Skip to content

BM25 Parameters

Vajra implements the standard BM25 ranking algorithm with configurable parameters.

The BM25 Formula

\[ \text{score}(D, Q) = \sum_{i=1}^{n} \text{IDF}(q_i) \cdot \frac{f(q_i, D) \cdot (k_1 + 1)}{f(q_i, D) + k_1 \cdot (1 - b + b \cdot \frac{|D|}{\text{avgdl}})} \]

Where:

  • \(f(q_i, D)\) = frequency of term \(q_i\) in document \(D\)
  • \(|D|\) = document length
  • \(\text{avgdl}\) = average document length
  • \(k_1\) = term frequency saturation parameter
  • \(b\) = length normalization parameter

Parameters

k1 (Term Frequency Saturation)

Controls how quickly term frequency saturates.

  • Default: 1.5
  • Range: 0.0 - 3.0 typical
  • Effect: Higher values give more weight to term frequency
# Lower k1: Term frequency saturates quickly
engine = VajraSearchOptimized(corpus, k1=0.5)

# Higher k1: More weight to repeated terms
engine = VajraSearchOptimized(corpus, k1=2.5)
k1 Value Behavior
0.0 Binary term presence (ignore frequency)
1.2 Standard (works well for most corpora)
1.5 Default (balanced)
2.0+ Favor documents with many term occurrences

b (Length Normalization)

Controls document length normalization.

  • Default: 0.75
  • Range: 0.0 - 1.0
  • Effect: Higher values penalize longer documents more
# No length normalization
engine = VajraSearchOptimized(corpus, b=0.0)

# Strong length normalization
engine = VajraSearchOptimized(corpus, b=1.0)
b Value Behavior
0.0 No length normalization (favor long docs)
0.5 Mild normalization
0.75 Default (balanced)
1.0 Strong normalization (favor short docs)

Using BM25Parameters

For the base VajraSearch engine:

from vajra_bm25 import VajraSearch, BM25Parameters

params = BM25Parameters(k1=1.2, b=0.75)
engine = VajraSearch(corpus, params=params)

For optimized engines, pass directly:

engine = VajraSearchOptimized(corpus, k1=1.2, b=0.75)

Tuning Guidelines

Short Documents (tweets, titles)

# Less length normalization needed
engine = VajraSearchOptimized(corpus, k1=1.2, b=0.3)

Long Documents (articles, papers)

# More length normalization
engine = VajraSearchOptimized(corpus, k1=1.5, b=0.75)

Technical/Scientific Corpus

# Standard parameters usually work well
engine = VajraSearchOptimized(corpus, k1=1.5, b=0.75)

Web Search (mixed lengths)

# Balanced approach
engine = VajraSearchOptimized(corpus, k1=1.2, b=0.75)

Experimentation

The best parameters depend on your corpus. Use evaluation metrics to tune:

def evaluate_parameters(corpus, queries, relevant_docs, k1, b):
    engine = VajraSearchOptimized(corpus, k1=k1, b=b)

    total_recall = 0
    for query, relevant in zip(queries, relevant_docs):
        results = engine.search(query, top_k=10)
        retrieved = {r.document.id for r in results}
        recall = len(retrieved & relevant) / len(relevant)
        total_recall += recall

    return total_recall / len(queries)

# Grid search
for k1 in [1.0, 1.2, 1.5, 2.0]:
    for b in [0.5, 0.75, 1.0]:
        score = evaluate_parameters(corpus, queries, relevant, k1, b)
        print(f"k1={k1}, b={b}: Recall@10 = {score:.3f}")

*ITEMS:*

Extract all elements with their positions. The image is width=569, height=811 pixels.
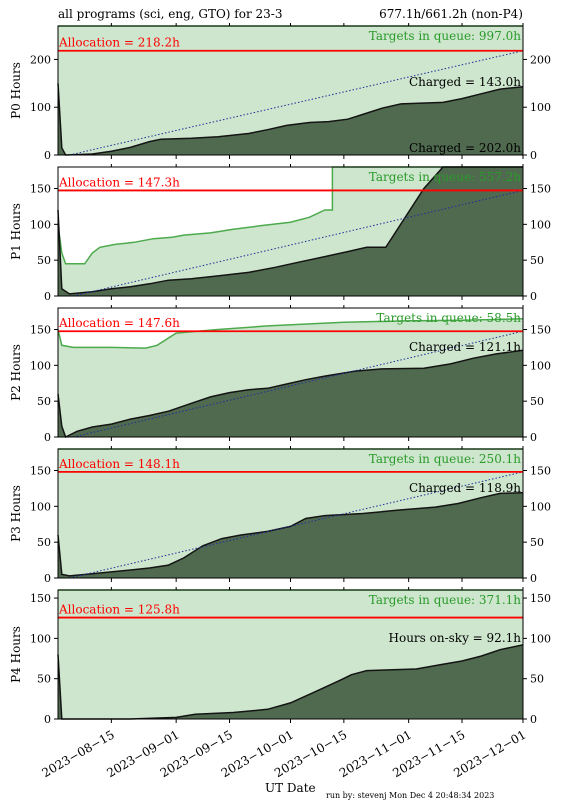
y-tick-label-right: 0: [530, 431, 537, 444]
x-axis-label: UT Date: [265, 781, 316, 795]
y-tick-label-left: 100: [30, 218, 51, 231]
y-tick-label-right: 100: [530, 359, 551, 372]
x-tick-label: 2023−08−15: [40, 727, 117, 780]
y-tick-label-left: 50: [37, 254, 51, 267]
charged-area: [58, 350, 523, 437]
charged-line: [57, 644, 524, 720]
y-axis-label: P0 Hours: [9, 62, 23, 119]
panel-3: [54, 446, 527, 582]
y-tick-label-right: 150: [530, 465, 551, 478]
y-tick-label-right: 100: [530, 500, 551, 513]
figure-title-left: all programs (sci, eng, GTO) for 23-3: [58, 7, 283, 21]
y-tick-label-left: 0: [44, 713, 51, 726]
y-tick-label-right: 0: [530, 572, 537, 585]
y-axis-label: P1 Hours: [9, 203, 23, 260]
queue-label: Targets in queue: 557.2h: [369, 170, 521, 184]
y-tick-label-left: 200: [30, 53, 51, 66]
run-by-footer: run by: stevenj Mon Dec 4 20:48:34 2023: [326, 791, 495, 800]
charged-label: Charged = 143.0h: [409, 75, 521, 89]
y-axis-label: P3 Hours: [9, 485, 23, 542]
y-tick-label-left: 0: [44, 290, 51, 303]
y-tick-label-left: 50: [37, 673, 51, 686]
y-tick-label-left: 150: [30, 324, 51, 337]
pace-line: [73, 330, 524, 438]
y-tick-label-left: 0: [44, 149, 51, 162]
y-tick-label-right: 100: [530, 218, 551, 231]
charged-area: [58, 167, 523, 296]
y-tick-label-right: 100: [530, 632, 551, 645]
y-tick-label-left: 150: [30, 183, 51, 196]
y-tick-label-left: 0: [44, 572, 51, 585]
allocation-label: Allocation = 148.1h: [58, 457, 180, 471]
y-axis-label: P4 Hours: [9, 626, 23, 683]
charged-line: [57, 349, 524, 439]
allocation-label: Allocation = 147.6h: [58, 316, 180, 330]
figure-title-right: 677.1h/661.2h (non-P4): [379, 7, 523, 21]
charged-line: [57, 166, 523, 295]
y-tick-label-left: 100: [30, 632, 51, 645]
y-tick-label-right: 150: [530, 592, 551, 605]
pace-line: [69, 471, 524, 579]
charged-area: [58, 492, 523, 578]
pace-line: [69, 50, 524, 156]
y-tick-label-right: 200: [530, 53, 551, 66]
y-tick-label-right: 0: [530, 713, 537, 726]
charged-line: [57, 491, 524, 577]
y-tick-label-right: 0: [530, 290, 537, 303]
queue-label: Targets in queue: 371.1h: [369, 593, 521, 607]
y-tick-label-left: 150: [30, 465, 51, 478]
panel-1: [54, 164, 527, 300]
charged-label-bottom: Charged = 202.0h: [409, 141, 521, 155]
y-axis-label: P2 Hours: [9, 344, 23, 401]
allocation-label: Allocation = 218.2h: [58, 36, 180, 50]
y-tick-label-left: 150: [30, 592, 51, 605]
allocation-label: Allocation = 147.3h: [58, 175, 180, 189]
charged-line: [57, 83, 524, 156]
charged-label: Charged = 121.1h: [409, 340, 521, 354]
y-tick-label-right: 50: [530, 254, 544, 267]
y-tick-label-left: 0: [44, 431, 51, 444]
queue-label: Targets in queue: 250.1h: [369, 452, 521, 466]
allocation-label: Allocation = 125.8h: [58, 603, 180, 617]
panel-2: [54, 305, 527, 441]
charged-area: [58, 644, 523, 719]
y-tick-label-right: 50: [530, 395, 544, 408]
y-tick-label-left: 100: [30, 500, 51, 513]
panel-4: [54, 587, 527, 723]
charged-label: Charged = 118.9h: [409, 481, 521, 495]
y-tick-label-left: 100: [30, 359, 51, 372]
y-tick-label-left: 50: [37, 536, 51, 549]
y-tick-label-right: 100: [530, 101, 551, 114]
queue-line: [57, 318, 524, 349]
charged-area: [58, 83, 523, 155]
y-tick-label-left: 100: [30, 101, 51, 114]
y-tick-label-right: 150: [530, 183, 551, 196]
panel-0: [54, 23, 527, 159]
y-tick-label-right: 0: [530, 149, 537, 162]
y-tick-label-right: 50: [530, 536, 544, 549]
y-tick-label-left: 50: [37, 395, 51, 408]
charged-label: Hours on-sky = 92.1h: [389, 631, 522, 645]
y-tick-label-right: 150: [530, 324, 551, 337]
queue-label: Targets in queue: 997.0h: [369, 29, 521, 43]
y-tick-label-right: 50: [530, 673, 544, 686]
queue-label: Targets in queue: 58.5h: [376, 311, 521, 325]
queue-line: [57, 166, 523, 265]
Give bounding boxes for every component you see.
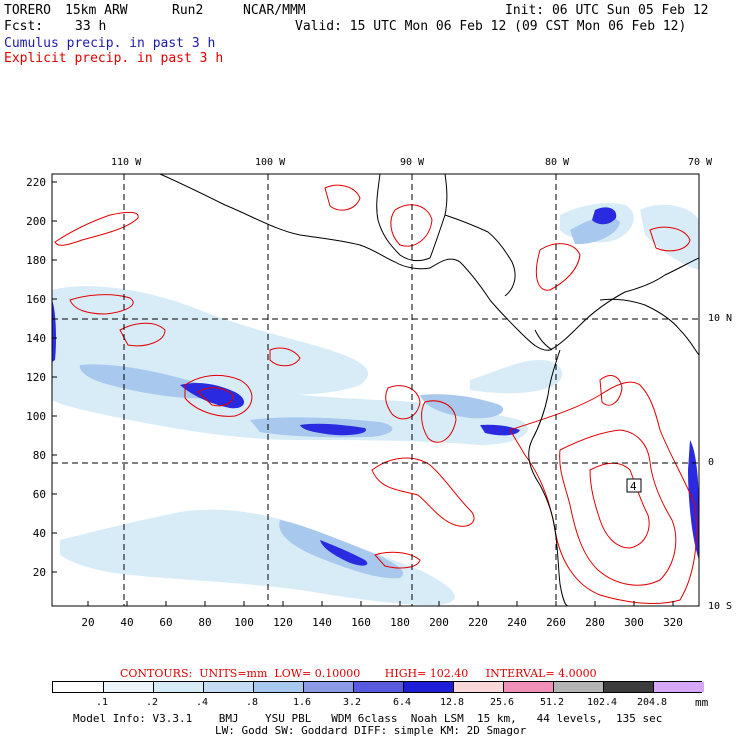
model-info-line2: LW: Godd SW: Goddard DIFF: simple KM: 2D… [215,724,527,737]
x-tick-label: 320 [663,616,683,629]
x-tick-label: 40 [120,616,134,629]
forecast-hour: 33 h [75,19,107,34]
colorbar-label: .8 [245,697,259,708]
station-label: 4 [630,480,637,493]
y-tick-label: 60 [32,488,46,501]
colorbar-label: 102.4 [586,697,618,708]
colorbar-label: 1.6 [292,697,312,708]
colorbar-segment [53,682,103,692]
colorbar-label: 6.4 [392,697,412,708]
colorbar [52,681,704,693]
cumulus-light-shading [52,203,699,606]
colorbar-segment [353,682,404,692]
colorbar-segment [553,682,604,692]
y-tick-label: 160 [26,293,46,306]
x-tick-label: 20 [81,616,95,629]
colorbar-segment [653,682,704,692]
colorbar-label: 12.8 [439,697,465,708]
map-frame [51,173,700,607]
colorbar-segment [503,682,554,692]
contours-high: HIGH= 102.40 [384,667,469,680]
x-tick-label: 180 [390,616,410,629]
colorbar-segment [253,682,304,692]
valid-time: Valid: 15 UTC Mon 06 Feb 12 (09 CST Mon … [295,19,687,34]
y-tick-label: 20 [32,566,46,579]
colorbar-segment [103,682,154,692]
contours-info: CONTOURS: UNITS=mm LOW= 0.10000 HIGH= 10… [120,667,597,680]
run-label: Run2 [172,3,204,18]
x-tick-label: 260 [546,616,566,629]
colorbar-segment [203,682,254,692]
legend-cumulus: Cumulus precip. in past 3 h [4,36,216,51]
y-tick-label: 100 [26,410,46,423]
init-time: Init: 06 UTC Sun 05 Feb 12 [505,3,709,18]
y-tick-label: 200 [26,215,46,228]
x-tick-label: 200 [429,616,449,629]
x-tick-label: 120 [273,616,293,629]
station-marker [626,478,642,493]
colorbar-label: 204.8 [636,697,668,708]
axis-ticks [52,181,674,606]
colorbar-segment [603,682,654,692]
colorbar-unit: mm [695,696,709,709]
colorbar-segment [153,682,204,692]
explicit-precip-contours [54,184,697,604]
lon-label-80w: 80 W [545,157,570,168]
x-tick-label: 80 [198,616,212,629]
x-tick-label: 300 [624,616,644,629]
colorbar-label: .2 [145,697,159,708]
x-tick-label: 140 [312,616,332,629]
model-info-line1: Model Info: V3.3.1 BMJ YSU PBL WDM 6clas… [73,712,663,725]
legend-explicit: Explicit precip. in past 3 h [4,51,224,66]
y-tick-label: 140 [26,332,46,345]
colorbar-segment [303,682,354,692]
colorbar-label: 3.2 [342,697,362,708]
x-tick-label: 100 [234,616,254,629]
graticule [52,174,699,606]
contours-label: CONTOURS: [120,667,193,680]
colorbar-label: .1 [95,697,109,708]
contours-interval: INTERVAL= 4.0000 [485,667,597,680]
y-tick-label: 40 [32,527,46,540]
colorbar-label: 25.6 [489,697,515,708]
forecast-label: Fcst: [4,19,44,34]
lat-label-10s: 10 S [708,601,733,612]
lon-label-90w: 90 W [400,157,425,168]
model-name: TORERO [4,3,51,18]
x-tick-label: 220 [468,616,488,629]
y-tick-label: 120 [26,371,46,384]
lat-label-0: 0 [708,457,715,468]
y-tick-label: 180 [26,254,46,267]
colorbar-label: .4 [195,697,209,708]
organization: NCAR/MMM [243,3,306,18]
colorbar-segment [403,682,454,692]
x-tick-label: 280 [585,616,605,629]
contours-units: UNITS=mm [199,667,268,680]
model-resolution: 15km ARW [65,3,128,18]
y-tick-label: 220 [26,176,46,189]
y-tick-label: 80 [32,449,46,462]
colorbar-label: 51.2 [539,697,565,708]
lat-label-10n: 10 N [708,313,733,324]
contours-low: LOW= 0.10000 [274,667,361,680]
lon-label-110w: 110 W [111,157,142,168]
lon-label-100w: 100 W [255,157,286,168]
coastline [159,174,699,606]
x-tick-label: 160 [351,616,371,629]
lon-label-70w: 70 W [688,157,713,168]
x-tick-label: 60 [159,616,173,629]
colorbar-segment [453,682,504,692]
x-tick-label: 240 [507,616,527,629]
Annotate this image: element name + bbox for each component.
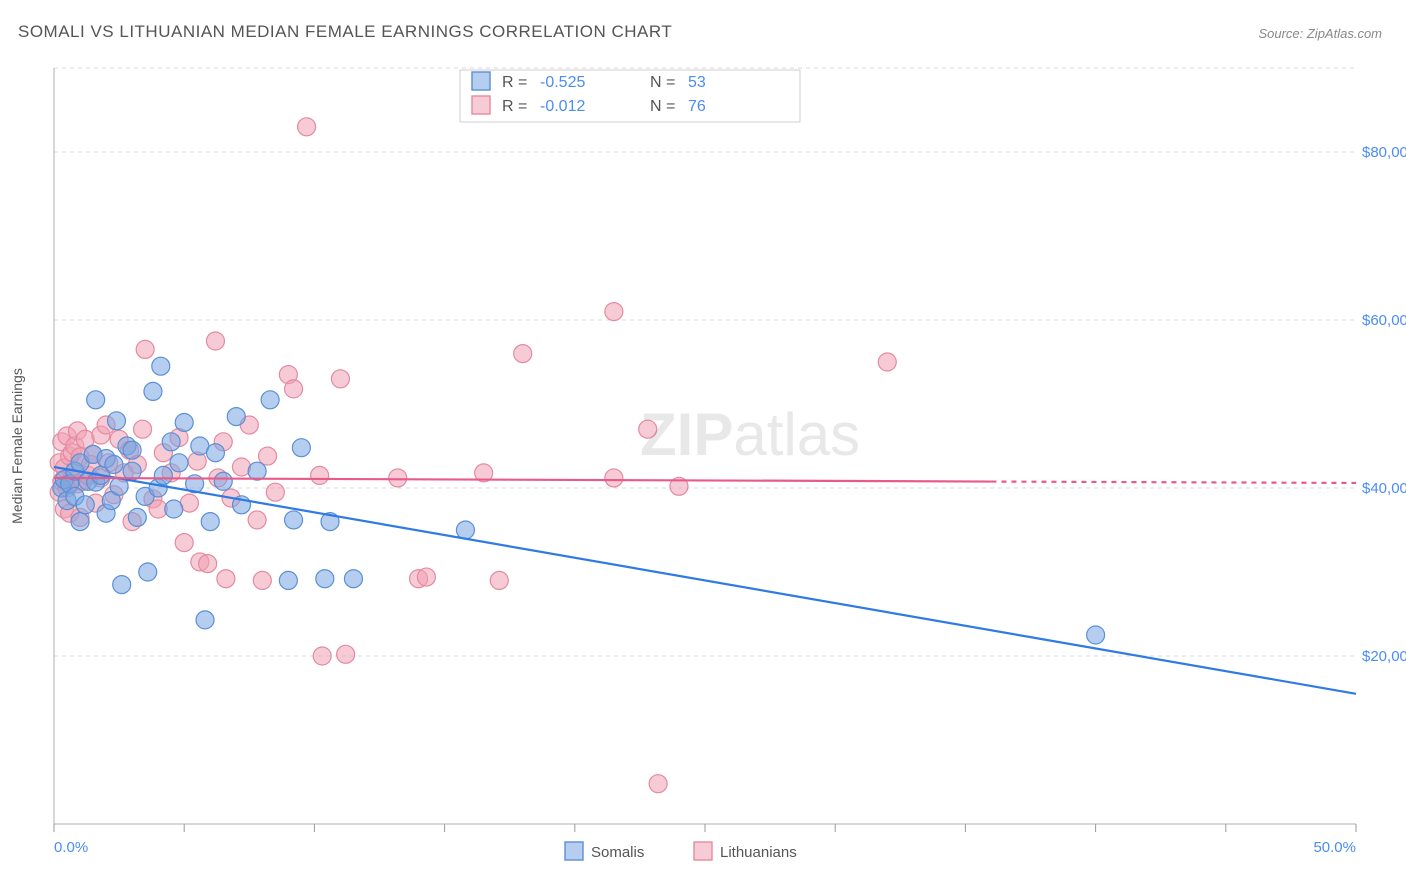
svg-text:$20,000: $20,000 bbox=[1362, 648, 1406, 665]
svg-text:0.0%: 0.0% bbox=[54, 839, 88, 856]
svg-text:R =: R = bbox=[502, 98, 527, 115]
chart-container: SOMALI VS LITHUANIAN MEDIAN FEMALE EARNI… bbox=[0, 0, 1406, 892]
chart-title: SOMALI VS LITHUANIAN MEDIAN FEMALE EARNI… bbox=[18, 22, 672, 42]
source-label: Source: ZipAtlas.com bbox=[1258, 26, 1382, 41]
svg-text:-0.012: -0.012 bbox=[540, 98, 585, 115]
svg-text:N =: N = bbox=[650, 98, 675, 115]
svg-text:R =: R = bbox=[502, 74, 527, 91]
svg-text:$40,000: $40,000 bbox=[1362, 480, 1406, 497]
svg-text:53: 53 bbox=[688, 74, 706, 91]
svg-text:Lithuanians: Lithuanians bbox=[720, 844, 797, 861]
svg-text:50.0%: 50.0% bbox=[1313, 839, 1356, 856]
svg-text:Somalis: Somalis bbox=[591, 844, 644, 861]
svg-text:Median Female Earnings: Median Female Earnings bbox=[9, 368, 25, 524]
svg-text:$60,000: $60,000 bbox=[1362, 312, 1406, 329]
svg-text:N =: N = bbox=[650, 74, 675, 91]
scatter-chart: $20,000 $40,000 $60,000 $80,000 0.0% 50.0% Med… bbox=[0, 56, 1406, 892]
svg-text:-0.525: -0.525 bbox=[540, 74, 585, 91]
svg-text:$80,000: $80,000 bbox=[1362, 144, 1406, 161]
svg-text:76: 76 bbox=[688, 98, 706, 115]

*PROBLEM:* From the BM25 parameters page above, output verbatim the passage that begins at the words "total_recall = 0" and stops after the words "total_recall / len(queries)".

*REPLY TO THE EXERCISE:*
total_recall = 0
    for query, relevant in zip(queries, relevant_docs):
        results = engine.search(query, top_k=10)
        retrieved = {r.document.id for r in results}
        recall = len(retrieved & relevant) / len(relevant)
        total_recall += recall

    return total_recall / len(queries)